::: Given records :::

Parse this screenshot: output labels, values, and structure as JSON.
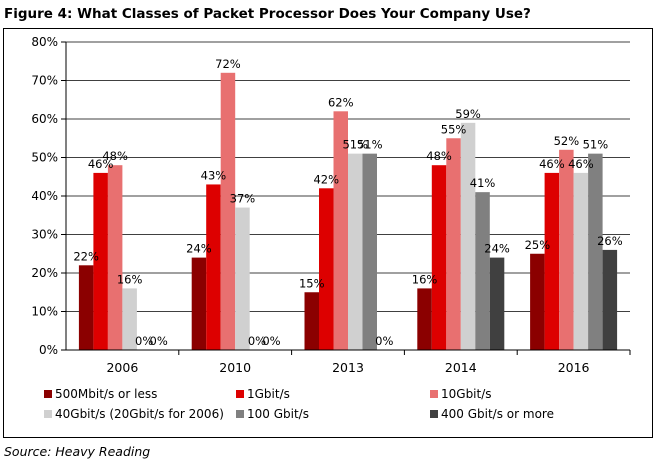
{
  "title": "Figure 4: What Classes of Packet Processor Does Your Company Use?",
  "source": "Source: Heavy Reading",
  "chart_data": {
    "type": "bar",
    "title": "Figure 4: What Classes of Packet Processor Does Your Company Use?",
    "xlabel": "",
    "ylabel": "",
    "categories": [
      "2006",
      "2010",
      "2013",
      "2014",
      "2016"
    ],
    "ylim": [
      0,
      80
    ],
    "yticks": [
      "0%",
      "10%",
      "20%",
      "30%",
      "40%",
      "50%",
      "60%",
      "70%",
      "80%"
    ],
    "grid": true,
    "legend_position": "bottom",
    "series": [
      {
        "name": "500Mbit/s or less",
        "color": "#8b0000",
        "values": [
          22,
          24,
          15,
          16,
          25
        ],
        "labels": [
          "22%",
          "24%",
          "15%",
          "16%",
          "25%"
        ]
      },
      {
        "name": "1Gbit/s",
        "color": "#dd0000",
        "values": [
          46,
          43,
          42,
          48,
          46
        ],
        "labels": [
          "46%",
          "43%",
          "42%",
          "48%",
          "46%"
        ]
      },
      {
        "name": "10Gbit/s",
        "color": "#e87070",
        "values": [
          48,
          72,
          62,
          55,
          52
        ],
        "labels": [
          "48%",
          "72%",
          "62%",
          "55%",
          "52%"
        ]
      },
      {
        "name": "40Gbit/s (20Gbit/s for 2006)",
        "color": "#d0d0d0",
        "values": [
          16,
          37,
          51,
          59,
          46
        ],
        "labels": [
          "16%",
          "37%",
          "51%",
          "59%",
          "46%"
        ]
      },
      {
        "name": "100 Gbit/s",
        "color": "#808080",
        "values": [
          0,
          0,
          51,
          41,
          51
        ],
        "labels": [
          "0%",
          "0%",
          "51%",
          "41%",
          "51%"
        ]
      },
      {
        "name": "400 Gbit/s or more",
        "color": "#404040",
        "values": [
          0,
          0,
          0,
          24,
          26
        ],
        "labels": [
          "0%",
          "0%",
          "0%",
          "24%",
          "26%"
        ]
      }
    ]
  }
}
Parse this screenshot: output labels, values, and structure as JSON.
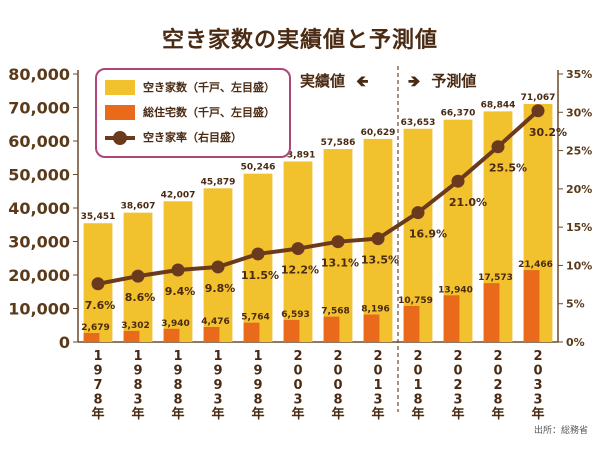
{
  "title": "空き家数の実績値と予測値",
  "phase_actual": "実績値",
  "phase_forecast": "予測値",
  "source": "出所：総務省",
  "colors": {
    "vacant": "#f2c12e",
    "housing": "#ea6a1c",
    "rate": "#6b3a1c"
  },
  "legend": [
    {
      "label": "空き家数（千戸、左目盛）",
      "kind": "bar",
      "color": "#f2c12e"
    },
    {
      "label": "総住宅数（千戸、左目盛）",
      "kind": "bar",
      "color": "#ea6a1c"
    },
    {
      "label": "空き家率（右目盛）",
      "kind": "line",
      "color": "#6b3a1c"
    }
  ],
  "chart_data": {
    "type": "bar",
    "title": "空き家数の実績値と予測値",
    "categories": [
      "1978年",
      "1983年",
      "1988年",
      "1993年",
      "1998年",
      "2003年",
      "2008年",
      "2013年",
      "2018年",
      "2023年",
      "2028年",
      "2033年"
    ],
    "series": [
      {
        "name": "空き家数（千戸、左目盛）",
        "type": "bar",
        "values": [
          35451,
          38607,
          42007,
          45879,
          50246,
          53891,
          57586,
          60629,
          63653,
          66370,
          68844,
          71067
        ],
        "labels": [
          "35,451",
          "38,607",
          "42,007",
          "45,879",
          "50,246",
          "53,891",
          "57,586",
          "60,629",
          "63,653",
          "66,370",
          "68,844",
          "71,067"
        ]
      },
      {
        "name": "総住宅数（千戸、左目盛）",
        "type": "bar",
        "values": [
          2679,
          3302,
          3940,
          4476,
          5764,
          6593,
          7568,
          8196,
          10759,
          13940,
          17573,
          21466
        ],
        "labels": [
          "2,679",
          "3,302",
          "3,940",
          "4,476",
          "5,764",
          "6,593",
          "7,568",
          "8,196",
          "10,759",
          "13,940",
          "17,573",
          "21,466"
        ]
      },
      {
        "name": "空き家率（右目盛）",
        "type": "line",
        "axis": "right",
        "values": [
          7.6,
          8.6,
          9.4,
          9.8,
          11.5,
          12.2,
          13.1,
          13.5,
          16.9,
          21.0,
          25.5,
          30.2
        ],
        "labels": [
          "7.6%",
          "8.6%",
          "9.4%",
          "9.8%",
          "11.5%",
          "12.2%",
          "13.1%",
          "13.5%",
          "16.9%",
          "21.0%",
          "25.5%",
          "30.2%"
        ]
      }
    ],
    "y_left": {
      "ylim": [
        0,
        80000
      ],
      "ticks": [
        "0",
        "10,000",
        "20,000",
        "30,000",
        "40,000",
        "50,000",
        "60,000",
        "70,000",
        "80,000"
      ]
    },
    "y_right": {
      "ylim": [
        0,
        35
      ],
      "ticks": [
        "0%",
        "5%",
        "10%",
        "15%",
        "20%",
        "25%",
        "30%",
        "35%"
      ]
    },
    "grid": false,
    "legend_position": "top-left",
    "forecast_divider_after": "2013年"
  }
}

:::

Working from the material above, transcribe it exactly while omitting pictures.

Parse this screenshot: output labels, values, and structure as JSON.
{
  "title": "Figure 4: What Classes of Packet Processor Does Your Company Use?",
  "source": "Source: Heavy Reading",
  "chart_data": {
    "type": "bar",
    "title": "Figure 4: What Classes of Packet Processor Does Your Company Use?",
    "xlabel": "",
    "ylabel": "",
    "categories": [
      "2006",
      "2010",
      "2013",
      "2014",
      "2016"
    ],
    "ylim": [
      0,
      80
    ],
    "yticks": [
      "0%",
      "10%",
      "20%",
      "30%",
      "40%",
      "50%",
      "60%",
      "70%",
      "80%"
    ],
    "grid": true,
    "legend_position": "bottom",
    "series": [
      {
        "name": "500Mbit/s or less",
        "color": "#8b0000",
        "values": [
          22,
          24,
          15,
          16,
          25
        ],
        "labels": [
          "22%",
          "24%",
          "15%",
          "16%",
          "25%"
        ]
      },
      {
        "name": "1Gbit/s",
        "color": "#dd0000",
        "values": [
          46,
          43,
          42,
          48,
          46
        ],
        "labels": [
          "46%",
          "43%",
          "42%",
          "48%",
          "46%"
        ]
      },
      {
        "name": "10Gbit/s",
        "color": "#e87070",
        "values": [
          48,
          72,
          62,
          55,
          52
        ],
        "labels": [
          "48%",
          "72%",
          "62%",
          "55%",
          "52%"
        ]
      },
      {
        "name": "40Gbit/s (20Gbit/s for 2006)",
        "color": "#d0d0d0",
        "values": [
          16,
          37,
          51,
          59,
          46
        ],
        "labels": [
          "16%",
          "37%",
          "51%",
          "59%",
          "46%"
        ]
      },
      {
        "name": "100 Gbit/s",
        "color": "#808080",
        "values": [
          0,
          0,
          51,
          41,
          51
        ],
        "labels": [
          "0%",
          "0%",
          "51%",
          "41%",
          "51%"
        ]
      },
      {
        "name": "400 Gbit/s or more",
        "color": "#404040",
        "values": [
          0,
          0,
          0,
          24,
          26
        ],
        "labels": [
          "0%",
          "0%",
          "0%",
          "24%",
          "26%"
        ]
      }
    ]
  }
}
Parse this screenshot: output labels, values, and structure as JSON.
{
  "title": "空き家数の実績値と予測値",
  "phase_actual": "実績値",
  "phase_forecast": "予測値",
  "source": "出所：総務省",
  "colors": {
    "vacant": "#f2c12e",
    "housing": "#ea6a1c",
    "rate": "#6b3a1c"
  },
  "legend": [
    {
      "label": "空き家数（千戸、左目盛）",
      "kind": "bar",
      "color": "#f2c12e"
    },
    {
      "label": "総住宅数（千戸、左目盛）",
      "kind": "bar",
      "color": "#ea6a1c"
    },
    {
      "label": "空き家率（右目盛）",
      "kind": "line",
      "color": "#6b3a1c"
    }
  ],
  "chart_data": {
    "type": "bar",
    "title": "空き家数の実績値と予測値",
    "categories": [
      "1978年",
      "1983年",
      "1988年",
      "1993年",
      "1998年",
      "2003年",
      "2008年",
      "2013年",
      "2018年",
      "2023年",
      "2028年",
      "2033年"
    ],
    "series": [
      {
        "name": "空き家数（千戸、左目盛）",
        "type": "bar",
        "values": [
          35451,
          38607,
          42007,
          45879,
          50246,
          53891,
          57586,
          60629,
          63653,
          66370,
          68844,
          71067
        ],
        "labels": [
          "35,451",
          "38,607",
          "42,007",
          "45,879",
          "50,246",
          "53,891",
          "57,586",
          "60,629",
          "63,653",
          "66,370",
          "68,844",
          "71,067"
        ]
      },
      {
        "name": "総住宅数（千戸、左目盛）",
        "type": "bar",
        "values": [
          2679,
          3302,
          3940,
          4476,
          5764,
          6593,
          7568,
          8196,
          10759,
          13940,
          17573,
          21466
        ],
        "labels": [
          "2,679",
          "3,302",
          "3,940",
          "4,476",
          "5,764",
          "6,593",
          "7,568",
          "8,196",
          "10,759",
          "13,940",
          "17,573",
          "21,466"
        ]
      },
      {
        "name": "空き家率（右目盛）",
        "type": "line",
        "axis": "right",
        "values": [
          7.6,
          8.6,
          9.4,
          9.8,
          11.5,
          12.2,
          13.1,
          13.5,
          16.9,
          21.0,
          25.5,
          30.2
        ],
        "labels": [
          "7.6%",
          "8.6%",
          "9.4%",
          "9.8%",
          "11.5%",
          "12.2%",
          "13.1%",
          "13.5%",
          "16.9%",
          "21.0%",
          "25.5%",
          "30.2%"
        ]
      }
    ],
    "y_left": {
      "ylim": [
        0,
        80000
      ],
      "ticks": [
        "0",
        "10,000",
        "20,000",
        "30,000",
        "40,000",
        "50,000",
        "60,000",
        "70,000",
        "80,000"
      ]
    },
    "y_right": {
      "ylim": [
        0,
        35
      ],
      "ticks": [
        "0%",
        "5%",
        "10%",
        "15%",
        "20%",
        "25%",
        "30%",
        "35%"
      ]
    },
    "grid": false,
    "legend_position": "top-left",
    "forecast_divider_after": "2013年"
  }
}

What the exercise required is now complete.